╭─ Available records
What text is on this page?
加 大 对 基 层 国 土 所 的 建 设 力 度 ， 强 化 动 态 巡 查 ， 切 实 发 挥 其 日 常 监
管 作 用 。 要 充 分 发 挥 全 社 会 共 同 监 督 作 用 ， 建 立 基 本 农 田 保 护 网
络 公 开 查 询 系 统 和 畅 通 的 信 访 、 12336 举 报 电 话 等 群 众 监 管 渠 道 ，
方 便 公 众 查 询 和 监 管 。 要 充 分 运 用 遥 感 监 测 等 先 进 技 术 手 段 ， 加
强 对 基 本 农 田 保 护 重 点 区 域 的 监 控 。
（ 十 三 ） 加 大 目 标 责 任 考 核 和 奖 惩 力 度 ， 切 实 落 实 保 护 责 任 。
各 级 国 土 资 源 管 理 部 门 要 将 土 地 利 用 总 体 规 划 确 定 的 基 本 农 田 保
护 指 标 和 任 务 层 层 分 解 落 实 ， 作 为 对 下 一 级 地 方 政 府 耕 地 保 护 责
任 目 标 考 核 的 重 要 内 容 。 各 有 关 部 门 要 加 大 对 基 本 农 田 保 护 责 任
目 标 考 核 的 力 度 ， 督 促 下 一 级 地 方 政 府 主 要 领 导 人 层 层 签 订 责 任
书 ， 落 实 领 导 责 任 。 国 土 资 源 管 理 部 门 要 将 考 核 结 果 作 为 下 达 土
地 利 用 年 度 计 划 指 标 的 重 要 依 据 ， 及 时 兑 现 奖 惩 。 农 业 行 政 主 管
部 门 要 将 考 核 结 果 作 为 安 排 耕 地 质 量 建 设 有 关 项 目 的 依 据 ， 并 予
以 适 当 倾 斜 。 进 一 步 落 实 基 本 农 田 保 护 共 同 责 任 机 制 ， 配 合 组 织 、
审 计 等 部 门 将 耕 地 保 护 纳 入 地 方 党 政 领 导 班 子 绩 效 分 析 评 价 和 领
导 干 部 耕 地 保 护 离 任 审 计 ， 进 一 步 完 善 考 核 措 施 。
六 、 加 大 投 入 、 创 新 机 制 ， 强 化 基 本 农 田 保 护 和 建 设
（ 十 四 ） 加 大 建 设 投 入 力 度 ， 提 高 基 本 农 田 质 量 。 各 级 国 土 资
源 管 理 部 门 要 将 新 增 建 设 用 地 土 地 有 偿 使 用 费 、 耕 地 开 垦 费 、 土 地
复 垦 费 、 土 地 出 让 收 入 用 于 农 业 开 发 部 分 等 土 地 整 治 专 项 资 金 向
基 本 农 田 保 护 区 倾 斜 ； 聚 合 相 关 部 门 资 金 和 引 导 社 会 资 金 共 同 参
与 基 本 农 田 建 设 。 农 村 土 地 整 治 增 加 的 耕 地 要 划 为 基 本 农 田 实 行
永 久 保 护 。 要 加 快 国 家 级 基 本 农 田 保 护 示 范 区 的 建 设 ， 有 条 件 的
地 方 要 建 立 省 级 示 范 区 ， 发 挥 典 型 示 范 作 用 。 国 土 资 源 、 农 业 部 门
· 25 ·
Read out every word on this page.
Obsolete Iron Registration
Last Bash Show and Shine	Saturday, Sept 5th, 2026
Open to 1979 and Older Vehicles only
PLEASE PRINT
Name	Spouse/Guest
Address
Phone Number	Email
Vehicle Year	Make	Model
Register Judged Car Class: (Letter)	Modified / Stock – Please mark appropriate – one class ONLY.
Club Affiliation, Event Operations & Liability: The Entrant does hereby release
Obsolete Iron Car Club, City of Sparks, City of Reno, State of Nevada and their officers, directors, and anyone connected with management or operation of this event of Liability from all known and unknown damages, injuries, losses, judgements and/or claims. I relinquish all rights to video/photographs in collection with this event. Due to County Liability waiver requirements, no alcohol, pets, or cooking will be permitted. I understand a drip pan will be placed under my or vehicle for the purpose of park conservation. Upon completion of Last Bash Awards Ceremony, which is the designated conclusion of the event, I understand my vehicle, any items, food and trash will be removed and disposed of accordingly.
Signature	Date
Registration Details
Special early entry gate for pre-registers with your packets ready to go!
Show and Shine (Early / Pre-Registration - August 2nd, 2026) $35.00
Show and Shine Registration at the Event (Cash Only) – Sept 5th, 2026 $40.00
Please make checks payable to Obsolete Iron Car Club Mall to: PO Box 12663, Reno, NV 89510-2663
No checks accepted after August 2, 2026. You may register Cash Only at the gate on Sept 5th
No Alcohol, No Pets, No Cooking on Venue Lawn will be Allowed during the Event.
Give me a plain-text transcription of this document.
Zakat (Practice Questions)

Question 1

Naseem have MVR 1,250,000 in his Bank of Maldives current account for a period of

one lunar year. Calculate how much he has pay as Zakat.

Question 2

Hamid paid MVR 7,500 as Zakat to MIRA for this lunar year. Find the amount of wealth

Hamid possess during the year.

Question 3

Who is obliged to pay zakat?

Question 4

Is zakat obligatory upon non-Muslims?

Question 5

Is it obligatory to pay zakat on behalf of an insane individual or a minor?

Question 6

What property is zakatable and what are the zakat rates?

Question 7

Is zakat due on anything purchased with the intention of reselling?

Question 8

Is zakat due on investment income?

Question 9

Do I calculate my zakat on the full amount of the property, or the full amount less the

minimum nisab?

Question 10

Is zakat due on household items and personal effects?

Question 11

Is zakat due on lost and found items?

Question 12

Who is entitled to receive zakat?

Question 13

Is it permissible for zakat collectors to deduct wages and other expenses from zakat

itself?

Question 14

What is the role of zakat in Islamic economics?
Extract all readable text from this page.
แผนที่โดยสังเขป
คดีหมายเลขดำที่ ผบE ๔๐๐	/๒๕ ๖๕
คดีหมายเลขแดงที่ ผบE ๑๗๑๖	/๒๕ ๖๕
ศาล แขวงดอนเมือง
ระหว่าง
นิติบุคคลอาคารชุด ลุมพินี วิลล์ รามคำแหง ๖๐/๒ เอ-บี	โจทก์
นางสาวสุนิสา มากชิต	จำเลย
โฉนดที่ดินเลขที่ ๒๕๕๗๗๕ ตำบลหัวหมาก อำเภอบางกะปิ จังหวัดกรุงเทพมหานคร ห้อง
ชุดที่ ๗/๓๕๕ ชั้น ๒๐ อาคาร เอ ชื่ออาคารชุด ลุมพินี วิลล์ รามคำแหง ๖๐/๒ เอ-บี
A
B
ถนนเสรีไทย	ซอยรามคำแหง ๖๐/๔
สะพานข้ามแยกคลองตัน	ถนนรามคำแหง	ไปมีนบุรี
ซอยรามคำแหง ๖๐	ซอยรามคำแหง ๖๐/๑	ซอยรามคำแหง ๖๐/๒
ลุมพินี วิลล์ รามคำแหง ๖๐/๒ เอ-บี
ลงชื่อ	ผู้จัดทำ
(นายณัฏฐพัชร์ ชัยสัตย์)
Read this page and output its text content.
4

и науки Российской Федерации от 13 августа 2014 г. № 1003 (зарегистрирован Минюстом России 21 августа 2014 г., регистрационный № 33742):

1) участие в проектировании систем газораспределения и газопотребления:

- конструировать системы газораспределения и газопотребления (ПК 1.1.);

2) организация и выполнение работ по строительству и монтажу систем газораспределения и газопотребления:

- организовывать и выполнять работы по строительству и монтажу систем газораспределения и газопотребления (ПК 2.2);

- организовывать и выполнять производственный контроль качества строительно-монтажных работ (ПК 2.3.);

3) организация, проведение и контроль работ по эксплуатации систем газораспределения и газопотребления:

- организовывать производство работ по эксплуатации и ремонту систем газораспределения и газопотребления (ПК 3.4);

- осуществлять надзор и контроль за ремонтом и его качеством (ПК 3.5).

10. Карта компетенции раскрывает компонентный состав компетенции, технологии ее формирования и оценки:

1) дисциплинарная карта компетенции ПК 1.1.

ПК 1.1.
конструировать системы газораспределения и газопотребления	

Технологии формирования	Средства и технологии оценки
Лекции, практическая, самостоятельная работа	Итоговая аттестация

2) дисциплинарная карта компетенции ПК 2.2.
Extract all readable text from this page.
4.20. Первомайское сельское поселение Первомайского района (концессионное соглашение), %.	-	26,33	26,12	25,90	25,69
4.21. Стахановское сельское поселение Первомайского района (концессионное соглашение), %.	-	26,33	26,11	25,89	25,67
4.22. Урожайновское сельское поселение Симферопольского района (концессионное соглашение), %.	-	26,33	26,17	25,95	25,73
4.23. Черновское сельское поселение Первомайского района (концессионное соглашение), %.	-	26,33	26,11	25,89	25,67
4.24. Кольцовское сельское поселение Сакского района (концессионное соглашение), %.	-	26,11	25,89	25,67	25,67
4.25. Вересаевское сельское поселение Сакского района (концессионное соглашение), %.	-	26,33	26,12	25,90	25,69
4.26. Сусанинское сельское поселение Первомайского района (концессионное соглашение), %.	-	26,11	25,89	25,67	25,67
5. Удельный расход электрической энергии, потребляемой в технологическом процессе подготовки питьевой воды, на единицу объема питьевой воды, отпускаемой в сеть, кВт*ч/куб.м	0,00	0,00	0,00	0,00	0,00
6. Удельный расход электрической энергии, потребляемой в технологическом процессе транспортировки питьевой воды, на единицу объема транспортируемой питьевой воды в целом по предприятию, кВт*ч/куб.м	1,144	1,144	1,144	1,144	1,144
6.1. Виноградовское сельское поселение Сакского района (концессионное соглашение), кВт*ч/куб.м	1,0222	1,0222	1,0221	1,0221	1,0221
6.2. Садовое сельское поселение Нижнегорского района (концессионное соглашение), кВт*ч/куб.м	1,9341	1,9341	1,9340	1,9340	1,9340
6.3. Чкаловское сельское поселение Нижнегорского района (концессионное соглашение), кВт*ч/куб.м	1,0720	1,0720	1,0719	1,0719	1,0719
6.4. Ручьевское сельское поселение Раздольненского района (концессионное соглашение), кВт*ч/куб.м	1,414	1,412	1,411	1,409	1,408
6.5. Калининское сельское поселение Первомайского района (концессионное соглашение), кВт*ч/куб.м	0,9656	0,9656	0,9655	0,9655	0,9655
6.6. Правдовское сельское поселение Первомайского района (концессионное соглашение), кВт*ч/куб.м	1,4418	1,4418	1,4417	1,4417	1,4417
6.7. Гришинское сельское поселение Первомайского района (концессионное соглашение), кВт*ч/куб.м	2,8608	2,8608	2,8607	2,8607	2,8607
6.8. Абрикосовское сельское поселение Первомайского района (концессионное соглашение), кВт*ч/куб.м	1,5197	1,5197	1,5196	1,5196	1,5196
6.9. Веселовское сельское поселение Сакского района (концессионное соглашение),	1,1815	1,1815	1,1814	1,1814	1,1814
╰─
Short exercise: Above are the records. Identify each line that contains the word "строительству".

Full solution:
2) организация и выполнение работ по строительству и монтажу систем газораспределения и газопотребления:
- организовывать и выполнять работы по строительству и монтажу систем газораспределения и газопотребления (ПК 2.2);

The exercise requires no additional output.